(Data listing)
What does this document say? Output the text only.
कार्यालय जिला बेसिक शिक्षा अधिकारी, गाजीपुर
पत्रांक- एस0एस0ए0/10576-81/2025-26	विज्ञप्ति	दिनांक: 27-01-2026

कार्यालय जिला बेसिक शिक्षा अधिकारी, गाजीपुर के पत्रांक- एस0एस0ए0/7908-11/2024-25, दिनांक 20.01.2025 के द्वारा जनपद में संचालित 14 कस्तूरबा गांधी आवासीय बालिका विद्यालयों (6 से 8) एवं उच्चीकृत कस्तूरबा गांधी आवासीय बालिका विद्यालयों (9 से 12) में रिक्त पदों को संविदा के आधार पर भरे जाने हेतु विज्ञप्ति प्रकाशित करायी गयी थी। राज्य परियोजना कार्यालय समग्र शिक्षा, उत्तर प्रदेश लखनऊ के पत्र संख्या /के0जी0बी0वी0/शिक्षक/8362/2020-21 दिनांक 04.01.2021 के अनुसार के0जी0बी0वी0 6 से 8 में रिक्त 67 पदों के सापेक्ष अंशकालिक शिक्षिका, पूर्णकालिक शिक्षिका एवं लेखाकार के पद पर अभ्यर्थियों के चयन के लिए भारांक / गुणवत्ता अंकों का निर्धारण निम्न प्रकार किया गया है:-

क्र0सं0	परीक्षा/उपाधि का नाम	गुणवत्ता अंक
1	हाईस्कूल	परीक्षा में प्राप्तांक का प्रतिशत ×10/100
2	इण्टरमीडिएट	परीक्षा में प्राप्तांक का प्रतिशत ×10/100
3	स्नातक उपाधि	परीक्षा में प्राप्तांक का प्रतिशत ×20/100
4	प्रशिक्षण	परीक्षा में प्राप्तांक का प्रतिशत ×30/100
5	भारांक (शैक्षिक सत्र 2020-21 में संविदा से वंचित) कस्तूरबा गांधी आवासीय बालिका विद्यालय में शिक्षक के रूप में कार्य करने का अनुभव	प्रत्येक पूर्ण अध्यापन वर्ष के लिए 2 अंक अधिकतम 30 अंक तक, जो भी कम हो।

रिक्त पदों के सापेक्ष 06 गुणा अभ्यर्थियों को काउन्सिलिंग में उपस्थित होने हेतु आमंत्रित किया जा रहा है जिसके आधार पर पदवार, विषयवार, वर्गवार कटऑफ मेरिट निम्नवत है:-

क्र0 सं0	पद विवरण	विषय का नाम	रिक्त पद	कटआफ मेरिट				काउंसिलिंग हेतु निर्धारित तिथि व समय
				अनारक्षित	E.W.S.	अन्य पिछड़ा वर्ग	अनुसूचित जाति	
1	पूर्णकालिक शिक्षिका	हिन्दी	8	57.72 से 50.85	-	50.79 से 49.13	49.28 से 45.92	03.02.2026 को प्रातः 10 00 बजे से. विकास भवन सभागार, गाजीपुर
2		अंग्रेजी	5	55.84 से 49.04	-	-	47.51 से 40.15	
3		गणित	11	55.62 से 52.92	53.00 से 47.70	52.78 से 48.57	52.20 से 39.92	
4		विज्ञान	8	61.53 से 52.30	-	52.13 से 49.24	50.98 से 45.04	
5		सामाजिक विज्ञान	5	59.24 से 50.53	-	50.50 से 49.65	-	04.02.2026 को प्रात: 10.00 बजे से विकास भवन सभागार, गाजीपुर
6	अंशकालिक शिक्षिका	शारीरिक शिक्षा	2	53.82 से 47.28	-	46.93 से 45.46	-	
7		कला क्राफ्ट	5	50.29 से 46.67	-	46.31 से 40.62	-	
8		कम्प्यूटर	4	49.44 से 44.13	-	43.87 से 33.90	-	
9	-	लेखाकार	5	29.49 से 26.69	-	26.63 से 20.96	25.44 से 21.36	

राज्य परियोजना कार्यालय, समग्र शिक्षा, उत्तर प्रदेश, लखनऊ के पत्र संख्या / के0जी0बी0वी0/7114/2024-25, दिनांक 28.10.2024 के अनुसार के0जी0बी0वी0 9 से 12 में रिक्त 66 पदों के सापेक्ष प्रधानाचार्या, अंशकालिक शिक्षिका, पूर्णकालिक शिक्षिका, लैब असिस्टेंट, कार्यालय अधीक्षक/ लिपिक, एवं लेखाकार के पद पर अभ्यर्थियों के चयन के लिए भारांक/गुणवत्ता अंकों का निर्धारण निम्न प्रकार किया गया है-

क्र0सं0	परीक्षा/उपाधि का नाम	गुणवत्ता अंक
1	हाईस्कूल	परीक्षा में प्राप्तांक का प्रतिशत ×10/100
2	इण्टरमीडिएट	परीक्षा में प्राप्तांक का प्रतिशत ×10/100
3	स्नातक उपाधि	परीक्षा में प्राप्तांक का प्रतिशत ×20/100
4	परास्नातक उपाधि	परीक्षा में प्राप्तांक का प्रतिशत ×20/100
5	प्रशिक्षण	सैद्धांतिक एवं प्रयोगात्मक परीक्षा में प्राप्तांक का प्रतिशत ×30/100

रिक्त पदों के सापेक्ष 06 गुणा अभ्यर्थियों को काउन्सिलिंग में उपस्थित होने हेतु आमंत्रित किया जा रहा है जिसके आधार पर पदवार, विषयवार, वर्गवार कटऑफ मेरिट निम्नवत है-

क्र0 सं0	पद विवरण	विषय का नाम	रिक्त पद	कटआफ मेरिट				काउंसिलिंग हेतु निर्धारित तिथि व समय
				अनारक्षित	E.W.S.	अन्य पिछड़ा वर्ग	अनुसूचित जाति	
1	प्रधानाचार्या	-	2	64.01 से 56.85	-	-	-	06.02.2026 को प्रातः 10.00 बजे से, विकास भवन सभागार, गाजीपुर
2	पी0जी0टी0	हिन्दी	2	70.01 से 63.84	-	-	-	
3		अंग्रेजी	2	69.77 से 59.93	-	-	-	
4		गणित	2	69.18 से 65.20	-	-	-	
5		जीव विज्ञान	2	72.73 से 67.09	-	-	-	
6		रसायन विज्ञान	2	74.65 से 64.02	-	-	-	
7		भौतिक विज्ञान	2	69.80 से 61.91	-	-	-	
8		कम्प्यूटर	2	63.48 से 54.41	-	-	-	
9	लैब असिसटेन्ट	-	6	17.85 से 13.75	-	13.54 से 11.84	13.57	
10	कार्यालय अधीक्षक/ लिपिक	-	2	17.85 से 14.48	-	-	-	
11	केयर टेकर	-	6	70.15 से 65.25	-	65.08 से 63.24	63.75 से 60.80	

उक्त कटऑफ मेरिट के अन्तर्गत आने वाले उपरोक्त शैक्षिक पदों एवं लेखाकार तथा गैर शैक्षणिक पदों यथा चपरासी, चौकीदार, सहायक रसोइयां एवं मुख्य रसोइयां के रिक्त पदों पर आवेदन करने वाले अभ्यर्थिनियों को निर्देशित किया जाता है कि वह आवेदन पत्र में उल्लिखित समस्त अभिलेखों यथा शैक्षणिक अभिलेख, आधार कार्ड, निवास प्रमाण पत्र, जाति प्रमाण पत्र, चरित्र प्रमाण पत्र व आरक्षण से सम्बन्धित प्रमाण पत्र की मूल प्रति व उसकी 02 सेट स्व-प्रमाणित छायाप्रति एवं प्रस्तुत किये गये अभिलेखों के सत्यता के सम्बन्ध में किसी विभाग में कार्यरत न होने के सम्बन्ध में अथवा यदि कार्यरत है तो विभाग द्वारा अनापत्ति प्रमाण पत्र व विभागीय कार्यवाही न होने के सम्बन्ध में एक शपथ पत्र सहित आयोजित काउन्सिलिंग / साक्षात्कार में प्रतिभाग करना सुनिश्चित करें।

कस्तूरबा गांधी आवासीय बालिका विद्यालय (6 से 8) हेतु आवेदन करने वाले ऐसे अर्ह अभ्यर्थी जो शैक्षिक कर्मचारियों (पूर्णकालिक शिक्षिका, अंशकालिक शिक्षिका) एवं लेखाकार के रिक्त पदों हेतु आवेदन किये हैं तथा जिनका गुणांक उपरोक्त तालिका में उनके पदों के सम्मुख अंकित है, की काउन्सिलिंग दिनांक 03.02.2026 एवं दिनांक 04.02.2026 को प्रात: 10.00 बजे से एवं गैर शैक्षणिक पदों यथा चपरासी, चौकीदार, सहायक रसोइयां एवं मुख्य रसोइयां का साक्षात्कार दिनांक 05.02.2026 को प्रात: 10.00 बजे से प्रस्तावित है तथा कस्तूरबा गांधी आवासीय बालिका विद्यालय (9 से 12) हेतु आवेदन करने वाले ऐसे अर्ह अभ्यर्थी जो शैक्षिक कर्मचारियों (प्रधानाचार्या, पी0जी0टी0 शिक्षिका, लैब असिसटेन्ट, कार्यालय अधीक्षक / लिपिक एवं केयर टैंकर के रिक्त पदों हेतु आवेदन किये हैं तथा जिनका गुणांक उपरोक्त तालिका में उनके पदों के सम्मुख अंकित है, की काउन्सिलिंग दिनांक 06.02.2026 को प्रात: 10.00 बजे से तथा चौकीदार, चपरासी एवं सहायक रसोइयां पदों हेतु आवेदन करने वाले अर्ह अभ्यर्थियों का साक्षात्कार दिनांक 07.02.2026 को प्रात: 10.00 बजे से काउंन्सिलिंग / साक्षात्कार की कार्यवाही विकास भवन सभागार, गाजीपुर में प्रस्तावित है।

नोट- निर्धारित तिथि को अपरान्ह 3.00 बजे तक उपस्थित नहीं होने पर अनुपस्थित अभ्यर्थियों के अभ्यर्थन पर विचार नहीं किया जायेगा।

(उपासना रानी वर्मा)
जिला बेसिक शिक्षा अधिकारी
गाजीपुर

### Task statement
From the records above, pull out each line that has "कटऑफ".

### Solution for this exercise
रिक्त पदों के सापेक्ष 06 गुणा अभ्यर्थियों को काउन्सिलिंग में उपस्थित होने हेतु आमंत्रित किया जा रहा है जिसके आधार पर पदवार, विषयवार, वर्गवार कटऑफ मेरिट निम्नवत है:-
रिक्त पदों के सापेक्ष 06 गुणा अभ्यर्थियों को काउन्सिलिंग में उपस्थित होने हेतु आमंत्रित किया जा रहा है जिसके आधार पर पदवार, विषयवार, वर्गवार कटऑफ मेरिट निम्नवत है-
उक्त कटऑफ मेरिट के अन्तर्गत आने वाले उपरोक्त शैक्षिक पदों एवं लेखाकार तथा गैर शैक्षणिक पदों यथा चपरासी, चौकीदार, सहायक रसोइयां एवं मुख्य रसोइयां के रिक्त पदों पर आवेदन करने वाले अभ्यर्थिनियों को निर्देशित किया जाता है कि वह आवेदन पत्र में उल्लिखित समस्त अभिलेखों यथा शैक्षणिक अभिलेख, आधार कार्ड, निवास प्रमाण पत्र, जाति प्रमाण पत्र, चरित्र प्रमाण पत्र व आरक्षण से सम्बन्धित प्रमाण पत्र की मूल प्रति व उसकी 02 सेट स्व-प्रमाणित छायाप्रति एवं प्रस्तुत किये गये अभिलेखों के सत्यता के सम्बन्ध में किसी विभाग में कार्यरत न होने के सम्बन्ध में अथवा यदि कार्यरत है तो विभाग द्वारा अनापत्ति प्रमाण पत्र व विभागीय कार्यवाही न होने के सम्बन्ध में एक शपथ पत्र सहित आयोजित काउन्सिलिंग / साक्षात्कार में प्रतिभाग करना सुनिश्चित करें।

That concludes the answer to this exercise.